### [WHAT NEEDS TO BE DONE]
Each line that holds the word "ylabel" should be returned.

### [GIVEN RECORDS]
++++++++++

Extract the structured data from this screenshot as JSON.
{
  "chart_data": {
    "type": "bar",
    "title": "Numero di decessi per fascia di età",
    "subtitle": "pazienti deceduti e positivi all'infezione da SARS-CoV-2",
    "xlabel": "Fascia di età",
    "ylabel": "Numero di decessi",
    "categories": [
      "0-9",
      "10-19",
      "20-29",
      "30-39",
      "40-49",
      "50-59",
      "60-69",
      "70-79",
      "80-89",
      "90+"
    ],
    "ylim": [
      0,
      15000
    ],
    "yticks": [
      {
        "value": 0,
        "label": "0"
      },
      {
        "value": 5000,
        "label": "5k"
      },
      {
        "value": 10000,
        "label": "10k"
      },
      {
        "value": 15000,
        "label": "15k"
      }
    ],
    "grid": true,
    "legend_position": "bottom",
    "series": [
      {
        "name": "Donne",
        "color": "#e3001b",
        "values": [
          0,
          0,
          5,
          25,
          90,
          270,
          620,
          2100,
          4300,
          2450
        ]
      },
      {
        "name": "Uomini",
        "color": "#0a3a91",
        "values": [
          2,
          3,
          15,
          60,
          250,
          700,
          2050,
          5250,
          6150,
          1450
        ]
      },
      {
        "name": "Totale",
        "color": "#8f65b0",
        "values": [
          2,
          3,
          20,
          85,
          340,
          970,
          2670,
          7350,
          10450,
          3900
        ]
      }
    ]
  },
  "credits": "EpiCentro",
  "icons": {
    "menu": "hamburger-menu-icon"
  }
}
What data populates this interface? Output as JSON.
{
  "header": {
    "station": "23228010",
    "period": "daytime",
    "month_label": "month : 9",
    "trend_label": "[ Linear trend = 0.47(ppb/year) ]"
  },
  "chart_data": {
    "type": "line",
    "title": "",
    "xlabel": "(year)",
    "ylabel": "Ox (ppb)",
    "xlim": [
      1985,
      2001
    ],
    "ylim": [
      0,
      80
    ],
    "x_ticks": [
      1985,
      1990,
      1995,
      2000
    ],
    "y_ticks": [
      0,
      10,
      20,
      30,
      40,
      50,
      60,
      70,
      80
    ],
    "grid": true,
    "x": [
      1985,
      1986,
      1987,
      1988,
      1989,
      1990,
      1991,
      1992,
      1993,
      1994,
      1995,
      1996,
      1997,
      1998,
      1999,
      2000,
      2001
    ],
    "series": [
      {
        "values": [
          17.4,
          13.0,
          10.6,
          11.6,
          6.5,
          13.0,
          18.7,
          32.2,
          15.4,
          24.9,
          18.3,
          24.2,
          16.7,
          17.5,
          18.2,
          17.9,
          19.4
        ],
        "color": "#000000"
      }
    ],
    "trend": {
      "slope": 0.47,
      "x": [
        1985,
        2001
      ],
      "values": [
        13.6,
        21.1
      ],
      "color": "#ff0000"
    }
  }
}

++++++++++

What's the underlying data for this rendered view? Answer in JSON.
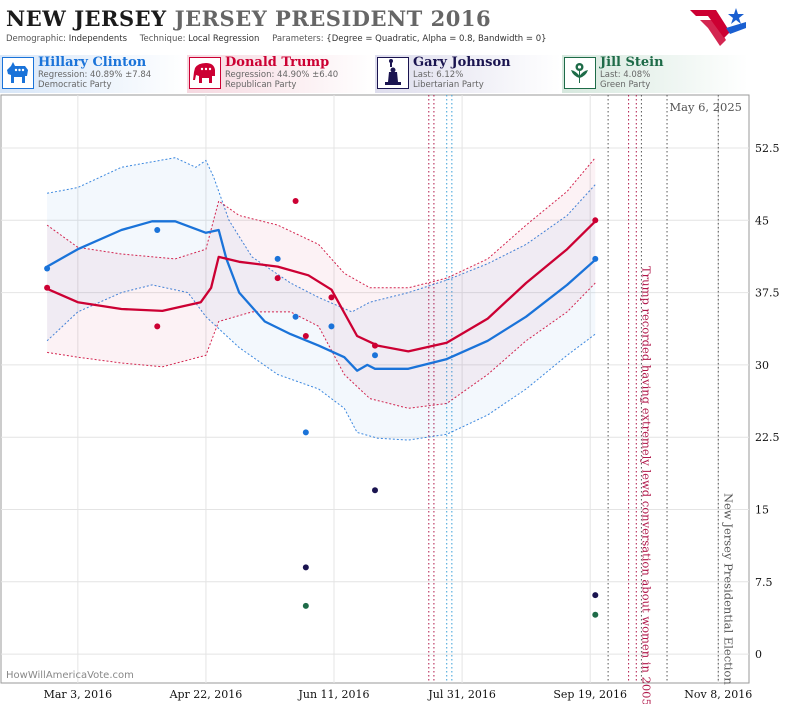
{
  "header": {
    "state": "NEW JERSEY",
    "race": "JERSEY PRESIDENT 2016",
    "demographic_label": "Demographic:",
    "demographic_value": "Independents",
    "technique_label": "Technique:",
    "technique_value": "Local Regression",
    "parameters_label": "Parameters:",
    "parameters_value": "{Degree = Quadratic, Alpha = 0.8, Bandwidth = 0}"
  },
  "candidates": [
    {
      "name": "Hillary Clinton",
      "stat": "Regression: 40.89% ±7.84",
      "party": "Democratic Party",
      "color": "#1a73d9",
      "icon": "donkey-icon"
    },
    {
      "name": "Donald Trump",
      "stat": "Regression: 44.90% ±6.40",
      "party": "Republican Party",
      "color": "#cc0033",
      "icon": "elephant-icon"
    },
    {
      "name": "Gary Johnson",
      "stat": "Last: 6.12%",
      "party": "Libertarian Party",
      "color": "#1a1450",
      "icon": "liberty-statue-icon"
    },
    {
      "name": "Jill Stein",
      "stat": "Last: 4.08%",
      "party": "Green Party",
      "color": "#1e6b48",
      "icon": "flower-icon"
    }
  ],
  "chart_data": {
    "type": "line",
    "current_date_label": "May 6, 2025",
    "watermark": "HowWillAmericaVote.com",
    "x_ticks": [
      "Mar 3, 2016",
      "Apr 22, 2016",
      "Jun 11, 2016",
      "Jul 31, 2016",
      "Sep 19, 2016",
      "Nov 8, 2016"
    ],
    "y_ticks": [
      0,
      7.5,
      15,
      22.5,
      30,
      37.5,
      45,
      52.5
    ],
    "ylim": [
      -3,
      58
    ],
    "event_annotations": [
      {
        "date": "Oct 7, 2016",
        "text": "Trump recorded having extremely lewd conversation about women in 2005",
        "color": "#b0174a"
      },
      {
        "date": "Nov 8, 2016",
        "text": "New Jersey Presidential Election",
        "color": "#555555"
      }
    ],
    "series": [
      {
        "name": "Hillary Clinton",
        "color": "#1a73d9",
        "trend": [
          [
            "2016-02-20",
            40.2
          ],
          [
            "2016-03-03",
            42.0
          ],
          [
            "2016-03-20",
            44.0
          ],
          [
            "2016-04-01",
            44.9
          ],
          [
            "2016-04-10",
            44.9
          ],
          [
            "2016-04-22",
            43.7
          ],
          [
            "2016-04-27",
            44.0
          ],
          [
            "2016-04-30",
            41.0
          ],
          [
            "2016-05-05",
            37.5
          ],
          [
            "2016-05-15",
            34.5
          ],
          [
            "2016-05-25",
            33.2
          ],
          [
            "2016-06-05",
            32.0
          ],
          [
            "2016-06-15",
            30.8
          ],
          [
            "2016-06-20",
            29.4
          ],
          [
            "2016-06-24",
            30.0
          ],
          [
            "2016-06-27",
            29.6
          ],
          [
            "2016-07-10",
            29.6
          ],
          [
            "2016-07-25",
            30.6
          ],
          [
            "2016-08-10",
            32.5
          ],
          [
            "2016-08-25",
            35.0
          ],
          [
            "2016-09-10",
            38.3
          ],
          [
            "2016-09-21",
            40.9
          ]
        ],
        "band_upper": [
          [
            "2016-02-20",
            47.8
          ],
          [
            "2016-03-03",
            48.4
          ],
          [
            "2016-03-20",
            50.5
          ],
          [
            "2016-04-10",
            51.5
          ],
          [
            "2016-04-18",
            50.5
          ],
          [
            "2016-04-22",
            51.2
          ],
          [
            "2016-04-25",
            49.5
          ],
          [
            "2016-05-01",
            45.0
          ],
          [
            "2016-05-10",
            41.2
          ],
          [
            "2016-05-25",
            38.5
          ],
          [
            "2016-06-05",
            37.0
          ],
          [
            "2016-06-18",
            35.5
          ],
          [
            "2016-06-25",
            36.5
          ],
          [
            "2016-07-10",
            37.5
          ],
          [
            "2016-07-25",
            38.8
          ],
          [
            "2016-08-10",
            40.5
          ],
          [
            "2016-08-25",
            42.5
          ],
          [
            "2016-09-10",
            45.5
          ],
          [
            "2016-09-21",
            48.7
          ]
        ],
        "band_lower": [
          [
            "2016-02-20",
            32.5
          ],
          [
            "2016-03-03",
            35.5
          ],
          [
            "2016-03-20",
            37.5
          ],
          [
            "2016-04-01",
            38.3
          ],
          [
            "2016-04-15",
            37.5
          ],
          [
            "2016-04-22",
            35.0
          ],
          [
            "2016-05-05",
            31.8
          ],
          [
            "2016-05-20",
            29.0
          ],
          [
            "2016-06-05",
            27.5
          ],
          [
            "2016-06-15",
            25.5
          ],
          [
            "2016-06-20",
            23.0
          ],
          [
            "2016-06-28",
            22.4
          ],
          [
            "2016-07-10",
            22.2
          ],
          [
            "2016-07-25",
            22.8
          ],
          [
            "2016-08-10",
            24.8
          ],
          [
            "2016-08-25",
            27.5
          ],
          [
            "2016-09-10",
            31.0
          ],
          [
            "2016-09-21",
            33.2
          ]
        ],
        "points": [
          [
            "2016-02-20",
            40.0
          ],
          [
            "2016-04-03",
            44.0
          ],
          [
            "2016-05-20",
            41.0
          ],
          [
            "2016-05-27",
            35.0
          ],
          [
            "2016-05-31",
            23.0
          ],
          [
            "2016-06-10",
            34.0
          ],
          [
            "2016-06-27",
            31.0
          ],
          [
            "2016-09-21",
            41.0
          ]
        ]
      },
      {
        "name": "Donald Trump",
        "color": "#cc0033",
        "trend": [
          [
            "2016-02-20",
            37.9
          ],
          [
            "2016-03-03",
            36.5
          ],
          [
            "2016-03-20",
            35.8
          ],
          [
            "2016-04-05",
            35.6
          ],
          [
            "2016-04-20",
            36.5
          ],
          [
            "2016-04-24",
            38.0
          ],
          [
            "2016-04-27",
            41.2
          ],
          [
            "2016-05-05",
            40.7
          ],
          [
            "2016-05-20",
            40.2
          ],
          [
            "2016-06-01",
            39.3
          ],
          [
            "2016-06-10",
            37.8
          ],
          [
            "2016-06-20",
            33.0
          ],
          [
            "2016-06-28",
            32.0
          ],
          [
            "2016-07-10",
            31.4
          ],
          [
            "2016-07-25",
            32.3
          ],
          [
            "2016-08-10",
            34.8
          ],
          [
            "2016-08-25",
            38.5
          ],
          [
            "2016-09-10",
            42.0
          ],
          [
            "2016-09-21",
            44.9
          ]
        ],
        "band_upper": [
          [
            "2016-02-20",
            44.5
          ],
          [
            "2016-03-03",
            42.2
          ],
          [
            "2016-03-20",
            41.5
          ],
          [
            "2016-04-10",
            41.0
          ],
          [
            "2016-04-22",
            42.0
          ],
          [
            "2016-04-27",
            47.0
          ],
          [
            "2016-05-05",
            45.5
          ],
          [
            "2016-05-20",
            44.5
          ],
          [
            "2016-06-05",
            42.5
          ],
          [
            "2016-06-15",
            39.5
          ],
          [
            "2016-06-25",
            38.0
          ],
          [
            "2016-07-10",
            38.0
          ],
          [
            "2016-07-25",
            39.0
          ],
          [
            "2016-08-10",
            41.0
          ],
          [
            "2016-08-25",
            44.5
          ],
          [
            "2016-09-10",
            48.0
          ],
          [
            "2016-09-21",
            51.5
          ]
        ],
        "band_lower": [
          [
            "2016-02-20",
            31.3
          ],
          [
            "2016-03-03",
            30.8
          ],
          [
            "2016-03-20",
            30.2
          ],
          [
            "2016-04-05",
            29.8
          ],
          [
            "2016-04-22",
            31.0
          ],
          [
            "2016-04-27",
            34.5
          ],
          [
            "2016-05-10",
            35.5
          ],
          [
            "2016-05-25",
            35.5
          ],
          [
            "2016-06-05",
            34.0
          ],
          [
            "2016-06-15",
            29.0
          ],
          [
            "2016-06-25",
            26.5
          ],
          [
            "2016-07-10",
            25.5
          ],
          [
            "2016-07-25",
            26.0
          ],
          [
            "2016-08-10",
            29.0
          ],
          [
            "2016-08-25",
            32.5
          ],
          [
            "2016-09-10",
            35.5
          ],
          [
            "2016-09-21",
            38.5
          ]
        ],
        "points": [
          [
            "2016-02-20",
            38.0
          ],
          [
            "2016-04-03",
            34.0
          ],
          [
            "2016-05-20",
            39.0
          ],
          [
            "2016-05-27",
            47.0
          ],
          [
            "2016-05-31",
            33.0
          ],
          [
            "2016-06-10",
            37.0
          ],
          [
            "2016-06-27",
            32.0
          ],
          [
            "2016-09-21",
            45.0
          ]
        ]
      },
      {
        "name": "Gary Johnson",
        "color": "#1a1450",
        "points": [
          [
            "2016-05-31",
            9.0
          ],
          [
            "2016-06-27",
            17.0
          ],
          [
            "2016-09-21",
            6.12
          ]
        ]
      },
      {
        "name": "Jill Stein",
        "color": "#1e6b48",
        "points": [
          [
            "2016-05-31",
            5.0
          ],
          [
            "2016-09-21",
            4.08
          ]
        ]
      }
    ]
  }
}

++++++++++

### [FINAL RESULT]
    "ylabel": "Numero di decessi",
    "ylabel": "Ox (ppb)",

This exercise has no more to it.